→ WHAT TO DO
In the entries below, identify every line with the string "pois" and copy it.

→ DATA ROWS
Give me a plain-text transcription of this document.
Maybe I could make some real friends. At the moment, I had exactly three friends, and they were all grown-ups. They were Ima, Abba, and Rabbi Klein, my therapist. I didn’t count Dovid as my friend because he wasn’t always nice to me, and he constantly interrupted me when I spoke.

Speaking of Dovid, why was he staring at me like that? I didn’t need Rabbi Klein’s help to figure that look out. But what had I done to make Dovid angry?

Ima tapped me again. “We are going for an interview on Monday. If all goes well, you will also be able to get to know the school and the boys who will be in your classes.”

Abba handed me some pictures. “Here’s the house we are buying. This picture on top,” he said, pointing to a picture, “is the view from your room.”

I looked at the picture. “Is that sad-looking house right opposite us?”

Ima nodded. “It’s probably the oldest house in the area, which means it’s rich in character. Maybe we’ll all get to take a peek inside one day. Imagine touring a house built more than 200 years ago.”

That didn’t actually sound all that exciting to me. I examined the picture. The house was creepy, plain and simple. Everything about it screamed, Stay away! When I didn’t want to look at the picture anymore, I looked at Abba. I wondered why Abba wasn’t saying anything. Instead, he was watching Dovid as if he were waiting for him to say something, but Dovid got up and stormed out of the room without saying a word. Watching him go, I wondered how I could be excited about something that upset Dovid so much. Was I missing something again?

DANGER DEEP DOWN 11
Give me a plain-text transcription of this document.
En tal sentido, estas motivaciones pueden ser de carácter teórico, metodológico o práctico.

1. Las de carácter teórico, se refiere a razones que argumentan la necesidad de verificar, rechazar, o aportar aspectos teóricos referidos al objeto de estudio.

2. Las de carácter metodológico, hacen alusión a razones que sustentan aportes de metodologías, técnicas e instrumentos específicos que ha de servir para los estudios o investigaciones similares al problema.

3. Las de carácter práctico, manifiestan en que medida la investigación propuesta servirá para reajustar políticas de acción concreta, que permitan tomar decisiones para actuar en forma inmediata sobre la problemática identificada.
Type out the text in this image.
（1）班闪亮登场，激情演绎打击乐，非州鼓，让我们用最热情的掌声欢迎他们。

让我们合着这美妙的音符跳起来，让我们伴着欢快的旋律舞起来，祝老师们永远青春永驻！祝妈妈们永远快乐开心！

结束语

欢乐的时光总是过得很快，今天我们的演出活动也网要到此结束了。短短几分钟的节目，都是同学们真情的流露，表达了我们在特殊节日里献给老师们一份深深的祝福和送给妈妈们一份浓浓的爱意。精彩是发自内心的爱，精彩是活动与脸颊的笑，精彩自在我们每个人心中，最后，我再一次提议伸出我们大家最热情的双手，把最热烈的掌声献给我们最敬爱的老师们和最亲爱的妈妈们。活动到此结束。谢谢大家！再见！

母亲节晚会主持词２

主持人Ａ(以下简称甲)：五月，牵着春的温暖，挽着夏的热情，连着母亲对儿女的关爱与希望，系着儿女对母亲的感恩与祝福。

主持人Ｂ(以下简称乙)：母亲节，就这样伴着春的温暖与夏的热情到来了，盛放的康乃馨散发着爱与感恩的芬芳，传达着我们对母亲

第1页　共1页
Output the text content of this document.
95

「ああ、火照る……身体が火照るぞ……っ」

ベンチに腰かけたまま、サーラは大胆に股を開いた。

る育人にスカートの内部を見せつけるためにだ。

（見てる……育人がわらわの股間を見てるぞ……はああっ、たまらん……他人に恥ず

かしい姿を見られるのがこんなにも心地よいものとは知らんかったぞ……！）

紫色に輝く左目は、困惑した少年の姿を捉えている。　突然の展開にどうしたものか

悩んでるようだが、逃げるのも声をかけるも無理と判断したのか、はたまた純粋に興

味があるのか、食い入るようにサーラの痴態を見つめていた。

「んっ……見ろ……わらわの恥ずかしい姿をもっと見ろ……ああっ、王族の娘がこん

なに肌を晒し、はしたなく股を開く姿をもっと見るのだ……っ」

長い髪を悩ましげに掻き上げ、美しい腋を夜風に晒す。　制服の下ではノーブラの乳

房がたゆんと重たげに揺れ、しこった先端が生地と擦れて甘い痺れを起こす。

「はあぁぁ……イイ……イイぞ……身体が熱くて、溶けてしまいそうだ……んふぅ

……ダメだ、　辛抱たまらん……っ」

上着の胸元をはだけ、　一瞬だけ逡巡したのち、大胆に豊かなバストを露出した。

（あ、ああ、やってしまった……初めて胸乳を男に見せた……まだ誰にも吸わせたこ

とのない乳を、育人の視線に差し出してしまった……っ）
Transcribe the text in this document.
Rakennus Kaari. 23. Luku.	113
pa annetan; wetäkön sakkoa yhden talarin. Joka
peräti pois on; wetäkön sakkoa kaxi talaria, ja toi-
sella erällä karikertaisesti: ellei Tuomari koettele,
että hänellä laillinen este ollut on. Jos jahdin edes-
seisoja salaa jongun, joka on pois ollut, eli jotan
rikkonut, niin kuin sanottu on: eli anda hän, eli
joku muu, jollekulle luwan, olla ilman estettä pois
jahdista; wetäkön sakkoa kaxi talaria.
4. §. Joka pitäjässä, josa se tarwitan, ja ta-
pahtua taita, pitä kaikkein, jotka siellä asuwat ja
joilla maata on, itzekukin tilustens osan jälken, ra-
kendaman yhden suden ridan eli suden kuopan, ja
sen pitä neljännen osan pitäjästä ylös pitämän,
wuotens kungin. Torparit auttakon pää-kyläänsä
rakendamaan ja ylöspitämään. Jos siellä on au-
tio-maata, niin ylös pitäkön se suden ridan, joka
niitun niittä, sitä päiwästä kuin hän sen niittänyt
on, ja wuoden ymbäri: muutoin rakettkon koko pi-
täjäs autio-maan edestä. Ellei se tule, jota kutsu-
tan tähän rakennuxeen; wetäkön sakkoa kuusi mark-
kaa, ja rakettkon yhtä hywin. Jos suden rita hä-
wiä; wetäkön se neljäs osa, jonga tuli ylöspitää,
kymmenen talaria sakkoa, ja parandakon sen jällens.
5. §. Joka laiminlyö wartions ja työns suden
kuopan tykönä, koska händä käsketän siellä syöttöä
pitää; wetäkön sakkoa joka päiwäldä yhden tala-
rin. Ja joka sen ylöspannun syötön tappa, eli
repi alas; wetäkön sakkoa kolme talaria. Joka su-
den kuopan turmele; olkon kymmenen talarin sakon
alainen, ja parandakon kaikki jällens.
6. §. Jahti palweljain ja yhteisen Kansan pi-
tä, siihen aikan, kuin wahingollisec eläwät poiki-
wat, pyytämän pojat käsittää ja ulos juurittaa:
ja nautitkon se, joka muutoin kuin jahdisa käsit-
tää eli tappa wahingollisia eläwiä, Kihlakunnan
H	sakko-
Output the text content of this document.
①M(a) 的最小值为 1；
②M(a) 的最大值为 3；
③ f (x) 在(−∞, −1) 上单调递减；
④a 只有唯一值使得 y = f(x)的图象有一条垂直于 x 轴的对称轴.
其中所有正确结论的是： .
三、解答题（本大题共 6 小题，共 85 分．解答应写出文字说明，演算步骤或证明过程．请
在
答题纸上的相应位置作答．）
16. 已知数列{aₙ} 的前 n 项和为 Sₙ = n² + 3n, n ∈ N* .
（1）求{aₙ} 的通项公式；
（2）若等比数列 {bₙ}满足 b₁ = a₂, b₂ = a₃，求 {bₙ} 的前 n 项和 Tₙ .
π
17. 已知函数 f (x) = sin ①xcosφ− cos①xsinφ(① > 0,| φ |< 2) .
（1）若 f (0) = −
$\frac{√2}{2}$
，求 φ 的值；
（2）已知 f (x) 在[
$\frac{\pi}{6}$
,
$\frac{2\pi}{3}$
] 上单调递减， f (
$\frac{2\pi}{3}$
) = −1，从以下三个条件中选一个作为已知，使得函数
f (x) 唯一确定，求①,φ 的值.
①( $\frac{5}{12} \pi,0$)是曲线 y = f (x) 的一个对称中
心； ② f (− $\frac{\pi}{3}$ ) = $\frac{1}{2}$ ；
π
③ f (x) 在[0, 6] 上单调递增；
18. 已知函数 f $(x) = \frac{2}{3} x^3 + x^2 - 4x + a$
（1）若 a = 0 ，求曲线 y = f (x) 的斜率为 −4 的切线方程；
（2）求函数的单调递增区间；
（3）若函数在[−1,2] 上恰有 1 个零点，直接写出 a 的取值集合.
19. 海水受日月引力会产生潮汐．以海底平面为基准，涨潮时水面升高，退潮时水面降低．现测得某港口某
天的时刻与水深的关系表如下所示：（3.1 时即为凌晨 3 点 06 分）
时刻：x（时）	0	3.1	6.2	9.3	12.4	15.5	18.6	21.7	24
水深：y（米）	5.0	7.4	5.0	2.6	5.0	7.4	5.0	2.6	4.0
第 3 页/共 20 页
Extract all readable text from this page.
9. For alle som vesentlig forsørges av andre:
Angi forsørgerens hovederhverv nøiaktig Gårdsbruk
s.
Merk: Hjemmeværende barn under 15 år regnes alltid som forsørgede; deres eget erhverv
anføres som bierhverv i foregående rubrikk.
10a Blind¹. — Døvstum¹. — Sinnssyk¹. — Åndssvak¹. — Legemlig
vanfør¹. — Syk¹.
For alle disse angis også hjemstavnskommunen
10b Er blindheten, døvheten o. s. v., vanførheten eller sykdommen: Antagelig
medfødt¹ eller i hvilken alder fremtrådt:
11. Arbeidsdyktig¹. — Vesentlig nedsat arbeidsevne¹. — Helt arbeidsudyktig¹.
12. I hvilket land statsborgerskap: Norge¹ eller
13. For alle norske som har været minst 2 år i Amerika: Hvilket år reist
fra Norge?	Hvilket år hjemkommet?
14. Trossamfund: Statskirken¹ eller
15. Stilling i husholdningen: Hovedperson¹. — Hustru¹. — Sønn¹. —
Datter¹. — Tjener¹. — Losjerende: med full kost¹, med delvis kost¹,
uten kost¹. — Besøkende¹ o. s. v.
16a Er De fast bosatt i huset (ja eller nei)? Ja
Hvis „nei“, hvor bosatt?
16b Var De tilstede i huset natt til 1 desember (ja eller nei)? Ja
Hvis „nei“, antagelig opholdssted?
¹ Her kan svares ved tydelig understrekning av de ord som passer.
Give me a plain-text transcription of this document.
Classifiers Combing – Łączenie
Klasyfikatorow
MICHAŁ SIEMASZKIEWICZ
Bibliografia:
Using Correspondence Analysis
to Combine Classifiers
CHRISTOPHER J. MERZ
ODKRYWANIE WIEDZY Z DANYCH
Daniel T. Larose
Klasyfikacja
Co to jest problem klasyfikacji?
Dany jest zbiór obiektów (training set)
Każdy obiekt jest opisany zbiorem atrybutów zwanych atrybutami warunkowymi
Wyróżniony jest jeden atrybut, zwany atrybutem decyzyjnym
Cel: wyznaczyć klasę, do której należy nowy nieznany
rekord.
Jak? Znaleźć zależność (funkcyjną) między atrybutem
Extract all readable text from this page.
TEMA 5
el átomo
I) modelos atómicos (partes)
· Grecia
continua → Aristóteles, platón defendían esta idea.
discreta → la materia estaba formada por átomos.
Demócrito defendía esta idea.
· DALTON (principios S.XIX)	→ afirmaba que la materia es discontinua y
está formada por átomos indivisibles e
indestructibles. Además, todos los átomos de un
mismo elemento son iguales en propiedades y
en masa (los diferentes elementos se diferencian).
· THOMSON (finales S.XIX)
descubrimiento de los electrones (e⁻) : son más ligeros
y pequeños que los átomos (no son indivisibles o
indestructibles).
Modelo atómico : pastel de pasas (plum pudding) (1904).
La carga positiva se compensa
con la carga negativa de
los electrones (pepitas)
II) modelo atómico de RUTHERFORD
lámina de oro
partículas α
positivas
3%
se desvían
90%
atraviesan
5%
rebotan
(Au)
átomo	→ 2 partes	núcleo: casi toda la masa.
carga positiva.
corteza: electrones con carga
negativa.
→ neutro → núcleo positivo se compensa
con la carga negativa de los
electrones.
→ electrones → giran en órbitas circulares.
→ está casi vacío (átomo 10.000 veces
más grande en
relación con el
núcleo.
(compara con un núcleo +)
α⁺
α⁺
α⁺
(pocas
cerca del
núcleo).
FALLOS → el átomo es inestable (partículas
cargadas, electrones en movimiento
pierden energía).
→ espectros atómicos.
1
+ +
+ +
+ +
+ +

→ WRITTEN ANSWER
peräti pois on; wetäkön sakkoa kaxi talaria, ja toi-
seisoja salaa jongun, joka on pois ollut, eli jotan
joku muu, jollekulle luwan, olla ilman estettä pois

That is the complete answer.